_Problem to work on_
Write the material out again exactly as it stands.

+++++

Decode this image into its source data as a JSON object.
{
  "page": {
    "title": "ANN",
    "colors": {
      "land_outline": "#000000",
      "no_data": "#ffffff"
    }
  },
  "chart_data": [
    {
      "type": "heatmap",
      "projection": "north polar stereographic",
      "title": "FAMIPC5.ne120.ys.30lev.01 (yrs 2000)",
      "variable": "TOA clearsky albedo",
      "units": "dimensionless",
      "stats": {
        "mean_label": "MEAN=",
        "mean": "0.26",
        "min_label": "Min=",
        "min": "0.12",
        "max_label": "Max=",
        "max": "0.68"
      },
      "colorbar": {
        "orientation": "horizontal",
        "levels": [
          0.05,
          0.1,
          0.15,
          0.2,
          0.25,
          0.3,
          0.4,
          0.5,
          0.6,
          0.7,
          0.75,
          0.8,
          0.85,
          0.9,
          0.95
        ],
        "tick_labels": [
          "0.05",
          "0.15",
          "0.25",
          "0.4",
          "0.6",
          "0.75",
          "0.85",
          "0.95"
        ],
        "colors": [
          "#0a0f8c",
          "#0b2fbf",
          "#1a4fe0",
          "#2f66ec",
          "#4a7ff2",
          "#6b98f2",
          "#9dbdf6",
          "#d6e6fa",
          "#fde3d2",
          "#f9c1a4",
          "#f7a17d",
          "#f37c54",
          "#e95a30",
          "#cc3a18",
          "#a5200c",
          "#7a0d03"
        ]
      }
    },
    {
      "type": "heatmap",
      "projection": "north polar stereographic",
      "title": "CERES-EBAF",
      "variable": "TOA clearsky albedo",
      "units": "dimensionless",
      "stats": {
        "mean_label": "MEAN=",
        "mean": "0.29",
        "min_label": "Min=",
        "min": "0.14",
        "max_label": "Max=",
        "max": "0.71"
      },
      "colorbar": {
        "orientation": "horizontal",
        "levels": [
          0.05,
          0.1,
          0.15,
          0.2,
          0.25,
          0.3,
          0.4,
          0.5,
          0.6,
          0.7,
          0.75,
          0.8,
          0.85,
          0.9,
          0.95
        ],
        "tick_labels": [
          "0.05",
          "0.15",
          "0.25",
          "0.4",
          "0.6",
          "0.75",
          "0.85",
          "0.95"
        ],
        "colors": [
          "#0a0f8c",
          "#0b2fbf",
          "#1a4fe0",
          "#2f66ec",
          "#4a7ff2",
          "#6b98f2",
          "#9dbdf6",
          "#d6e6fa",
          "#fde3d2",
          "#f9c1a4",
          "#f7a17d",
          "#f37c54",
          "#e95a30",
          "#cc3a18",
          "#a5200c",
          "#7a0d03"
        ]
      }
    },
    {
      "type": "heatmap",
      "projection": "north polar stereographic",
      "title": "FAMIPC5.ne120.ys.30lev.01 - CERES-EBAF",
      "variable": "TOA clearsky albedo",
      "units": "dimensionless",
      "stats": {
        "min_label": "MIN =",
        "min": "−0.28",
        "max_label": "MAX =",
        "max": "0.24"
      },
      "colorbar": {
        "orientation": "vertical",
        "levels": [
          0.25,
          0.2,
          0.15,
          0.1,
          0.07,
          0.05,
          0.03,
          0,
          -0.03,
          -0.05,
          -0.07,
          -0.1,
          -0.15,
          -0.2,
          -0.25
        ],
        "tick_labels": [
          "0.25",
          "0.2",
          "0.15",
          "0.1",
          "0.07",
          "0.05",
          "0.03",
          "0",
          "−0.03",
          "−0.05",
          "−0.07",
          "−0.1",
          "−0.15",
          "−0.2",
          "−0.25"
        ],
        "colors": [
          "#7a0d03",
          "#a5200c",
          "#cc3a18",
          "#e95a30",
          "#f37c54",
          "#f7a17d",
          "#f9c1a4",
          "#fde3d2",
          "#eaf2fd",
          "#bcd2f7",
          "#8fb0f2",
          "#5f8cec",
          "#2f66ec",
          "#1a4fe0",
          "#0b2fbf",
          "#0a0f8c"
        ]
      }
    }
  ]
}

+++++

_Task response_
Decode this image into its source data as a JSON object.
{
  "page": {
    "title": "ANN",
    "colors": {
      "land_outline": "#000000",
      "no_data": "#ffffff"
    }
  },
  "chart_data": [
    {
      "type": "heatmap",
      "projection": "north polar stereographic",
      "title": "FAMIPC5.ne120.ys.30lev.01 (yrs 2000)",
      "variable": "TOA clearsky albedo",
      "units": "dimensionless",
      "stats": {
        "mean_label": "MEAN=",
        "mean": "0.26",
        "min_label": "Min=",
        "min": "0.12",
        "max_label": "Max=",
        "max": "0.68"
      },
      "colorbar": {
        "orientation": "horizontal",
        "levels": [
          0.05,
          0.1,
          0.15,
          0.2,
          0.25,
          0.3,
          0.4,
          0.5,
          0.6,
          0.7,
          0.75,
          0.8,
          0.85,
          0.9,
          0.95
        ],
        "tick_labels": [
          "0.05",
          "0.15",
          "0.25",
          "0.4",
          "0.6",
          "0.75",
          "0.85",
          "0.95"
        ],
        "colors": [
          "#0a0f8c",
          "#0b2fbf",
          "#1a4fe0",
          "#2f66ec",
          "#4a7ff2",
          "#6b98f2",
          "#9dbdf6",
          "#d6e6fa",
          "#fde3d2",
          "#f9c1a4",
          "#f7a17d",
          "#f37c54",
          "#e95a30",
          "#cc3a18",
          "#a5200c",
          "#7a0d03"
        ]
      }
    },
    {
      "type": "heatmap",
      "projection": "north polar stereographic",
      "title": "CERES-EBAF",
      "variable": "TOA clearsky albedo",
      "units": "dimensionless",
      "stats": {
        "mean_label": "MEAN=",
        "mean": "0.29",
        "min_label": "Min=",
        "min": "0.14",
        "max_label": "Max=",
        "max": "0.71"
      },
      "colorbar": {
        "orientation": "horizontal",
        "levels": [
          0.05,
          0.1,
          0.15,
          0.2,
          0.25,
          0.3,
          0.4,
          0.5,
          0.6,
          0.7,
          0.75,
          0.8,
          0.85,
          0.9,
          0.95
        ],
        "tick_labels": [
          "0.05",
          "0.15",
          "0.25",
          "0.4",
          "0.6",
          "0.75",
          "0.85",
          "0.95"
        ],
        "colors": [
          "#0a0f8c",
          "#0b2fbf",
          "#1a4fe0",
          "#2f66ec",
          "#4a7ff2",
          "#6b98f2",
          "#9dbdf6",
          "#d6e6fa",
          "#fde3d2",
          "#f9c1a4",
          "#f7a17d",
          "#f37c54",
          "#e95a30",
          "#cc3a18",
          "#a5200c",
          "#7a0d03"
        ]
      }
    },
    {
      "type": "heatmap",
      "projection": "north polar stereographic",
      "title": "FAMIPC5.ne120.ys.30lev.01 - CERES-EBAF",
      "variable": "TOA clearsky albedo",
      "units": "dimensionless",
      "stats": {
        "min_label": "MIN =",
        "min": "−0.28",
        "max_label": "MAX =",
        "max": "0.24"
      },
      "colorbar": {
        "orientation": "vertical",
        "levels": [
          0.25,
          0.2,
          0.15,
          0.1,
          0.07,
          0.05,
          0.03,
          0,
          -0.03,
          -0.05,
          -0.07,
          -0.1,
          -0.15,
          -0.2,
          -0.25
        ],
        "tick_labels": [
          "0.25",
          "0.2",
          "0.15",
          "0.1",
          "0.07",
          "0.05",
          "0.03",
          "0",
          "−0.03",
          "−0.05",
          "−0.07",
          "−0.1",
          "−0.15",
          "−0.2",
          "−0.25"
        ],
        "colors": [
          "#7a0d03",
          "#a5200c",
          "#cc3a18",
          "#e95a30",
          "#f37c54",
          "#f7a17d",
          "#f9c1a4",
          "#fde3d2",
          "#eaf2fd",
          "#bcd2f7",
          "#8fb0f2",
          "#5f8cec",
          "#2f66ec",
          "#1a4fe0",
          "#0b2fbf",
          "#0a0f8c"
        ]
      }
    }
  ]
}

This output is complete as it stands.